**Task statement**:
Please return the records from the very first line up to and including the line with "2, 239, 43]", reproducing each line unchanged.

**Data rows**:
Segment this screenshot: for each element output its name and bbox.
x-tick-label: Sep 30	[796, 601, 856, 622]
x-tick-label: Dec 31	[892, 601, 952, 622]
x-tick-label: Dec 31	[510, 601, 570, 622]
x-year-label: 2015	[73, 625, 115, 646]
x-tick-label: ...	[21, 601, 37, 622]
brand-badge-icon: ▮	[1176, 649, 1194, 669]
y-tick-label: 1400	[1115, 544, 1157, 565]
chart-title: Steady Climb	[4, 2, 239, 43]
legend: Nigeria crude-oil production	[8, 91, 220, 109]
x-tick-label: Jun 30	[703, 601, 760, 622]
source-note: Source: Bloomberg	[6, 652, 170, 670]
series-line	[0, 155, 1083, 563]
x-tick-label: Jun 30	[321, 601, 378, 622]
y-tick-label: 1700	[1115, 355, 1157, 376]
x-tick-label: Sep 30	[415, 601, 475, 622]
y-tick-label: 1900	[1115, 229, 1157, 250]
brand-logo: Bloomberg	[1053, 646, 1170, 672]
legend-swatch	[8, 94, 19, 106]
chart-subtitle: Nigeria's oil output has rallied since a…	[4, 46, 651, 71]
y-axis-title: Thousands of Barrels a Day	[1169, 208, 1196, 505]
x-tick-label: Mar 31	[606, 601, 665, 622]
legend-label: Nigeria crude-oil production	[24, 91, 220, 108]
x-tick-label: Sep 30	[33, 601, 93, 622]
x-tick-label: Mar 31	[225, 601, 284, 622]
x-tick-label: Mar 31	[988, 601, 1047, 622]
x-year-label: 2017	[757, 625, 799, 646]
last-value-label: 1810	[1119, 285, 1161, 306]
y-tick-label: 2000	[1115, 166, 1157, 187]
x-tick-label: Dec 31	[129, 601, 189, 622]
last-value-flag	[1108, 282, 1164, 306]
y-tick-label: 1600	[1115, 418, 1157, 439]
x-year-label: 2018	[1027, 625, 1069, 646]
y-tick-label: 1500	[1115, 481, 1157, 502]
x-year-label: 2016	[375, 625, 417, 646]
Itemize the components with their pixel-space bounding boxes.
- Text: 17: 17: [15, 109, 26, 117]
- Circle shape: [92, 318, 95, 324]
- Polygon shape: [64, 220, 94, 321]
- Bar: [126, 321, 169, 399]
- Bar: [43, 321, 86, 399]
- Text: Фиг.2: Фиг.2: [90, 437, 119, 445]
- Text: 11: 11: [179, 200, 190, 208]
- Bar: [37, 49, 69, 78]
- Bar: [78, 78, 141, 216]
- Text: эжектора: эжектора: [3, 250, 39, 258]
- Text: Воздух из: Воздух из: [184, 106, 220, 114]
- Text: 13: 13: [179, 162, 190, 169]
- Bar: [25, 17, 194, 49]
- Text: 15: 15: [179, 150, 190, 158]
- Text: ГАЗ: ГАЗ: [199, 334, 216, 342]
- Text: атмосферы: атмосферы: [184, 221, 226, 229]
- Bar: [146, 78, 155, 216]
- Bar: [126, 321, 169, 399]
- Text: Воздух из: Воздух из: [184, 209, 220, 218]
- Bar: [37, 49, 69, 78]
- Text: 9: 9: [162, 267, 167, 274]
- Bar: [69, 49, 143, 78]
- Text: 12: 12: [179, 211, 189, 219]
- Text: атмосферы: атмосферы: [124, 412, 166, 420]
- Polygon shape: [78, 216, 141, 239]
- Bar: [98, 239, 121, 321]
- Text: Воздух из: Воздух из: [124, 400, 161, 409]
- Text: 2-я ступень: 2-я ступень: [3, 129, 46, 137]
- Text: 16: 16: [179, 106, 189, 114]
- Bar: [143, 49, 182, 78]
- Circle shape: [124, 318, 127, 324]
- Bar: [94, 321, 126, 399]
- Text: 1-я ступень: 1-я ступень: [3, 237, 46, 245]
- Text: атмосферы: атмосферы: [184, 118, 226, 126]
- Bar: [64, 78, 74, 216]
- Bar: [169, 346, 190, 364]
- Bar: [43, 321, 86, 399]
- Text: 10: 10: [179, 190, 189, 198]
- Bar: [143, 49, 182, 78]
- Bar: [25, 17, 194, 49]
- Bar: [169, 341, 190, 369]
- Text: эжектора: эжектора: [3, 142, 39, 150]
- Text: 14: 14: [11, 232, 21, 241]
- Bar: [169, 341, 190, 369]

**Written reply**:
Segment this screenshot: for each element output its name and bbox.
x-tick-label: Sep 30	[796, 601, 856, 622]
x-tick-label: Dec 31	[892, 601, 952, 622]
x-tick-label: Dec 31	[510, 601, 570, 622]
x-year-label: 2015	[73, 625, 115, 646]
x-tick-label: ...	[21, 601, 37, 622]
brand-badge-icon: ▮	[1176, 649, 1194, 669]
y-tick-label: 1400	[1115, 544, 1157, 565]
chart-title: Steady Climb	[4, 2, 239, 43]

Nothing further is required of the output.